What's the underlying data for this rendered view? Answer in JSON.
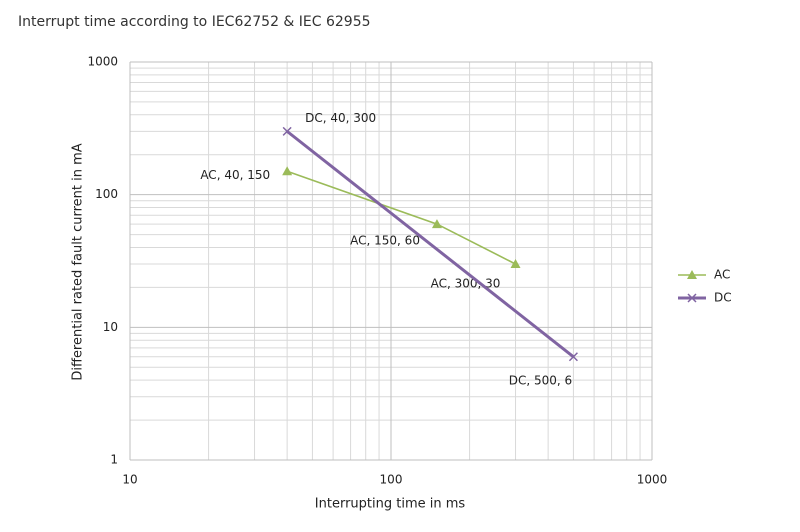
{
  "chart_data": {
    "type": "line",
    "title": "Interrupt time according to IEC62752 & IEC 62955",
    "x_label": "Interrupting time in ms",
    "y_label": "Differential rated fault current in mA",
    "log_x": true,
    "log_y": true,
    "grid": true,
    "minor_grid": true,
    "legend": "right",
    "xlim": [
      10,
      1000
    ],
    "xticks": [
      10,
      100,
      1000
    ],
    "ylim": [
      1,
      1000
    ],
    "yticks": [
      1,
      10,
      100,
      1000
    ],
    "series": [
      {
        "name": "AC",
        "color": "#9bbb59",
        "marker": "triangle",
        "x": [
          40,
          150,
          300
        ],
        "values": [
          150,
          60,
          30
        ],
        "value_labels": [
          "AC, 40, 150",
          "AC, 150, 60",
          "AC, 300, 30"
        ]
      },
      {
        "name": "DC",
        "color": "#8064a2",
        "marker": "x",
        "x": [
          40,
          500
        ],
        "values": [
          300,
          6
        ],
        "value_labels": [
          "DC, 40, 300",
          "DC, 500, 6"
        ]
      }
    ]
  }
}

####################

• Written exercise
Except for the pictures, copy the material above exactly.

• Written reply
What's the underlying data for this rendered view? Answer in JSON.
{
  "chart_data": {
    "type": "line",
    "title": "Interrupt time according to IEC62752 & IEC 62955",
    "x_label": "Interrupting time in ms",
    "y_label": "Differential rated fault current in mA",
    "log_x": true,
    "log_y": true,
    "grid": true,
    "minor_grid": true,
    "legend": "right",
    "xlim": [
      10,
      1000
    ],
    "xticks": [
      10,
      100,
      1000
    ],
    "ylim": [
      1,
      1000
    ],
    "yticks": [
      1,
      10,
      100,
      1000
    ],
    "series": [
      {
        "name": "AC",
        "color": "#9bbb59",
        "marker": "triangle",
        "x": [
          40,
          150,
          300
        ],
        "values": [
          150,
          60,
          30
        ],
        "value_labels": [
          "AC, 40, 150",
          "AC, 150, 60",
          "AC, 300, 30"
        ]
      },
      {
        "name": "DC",
        "color": "#8064a2",
        "marker": "x",
        "x": [
          40,
          500
        ],
        "values": [
          300,
          6
        ],
        "value_labels": [
          "DC, 40, 300",
          "DC, 500, 6"
        ]
      }
    ]
  }
}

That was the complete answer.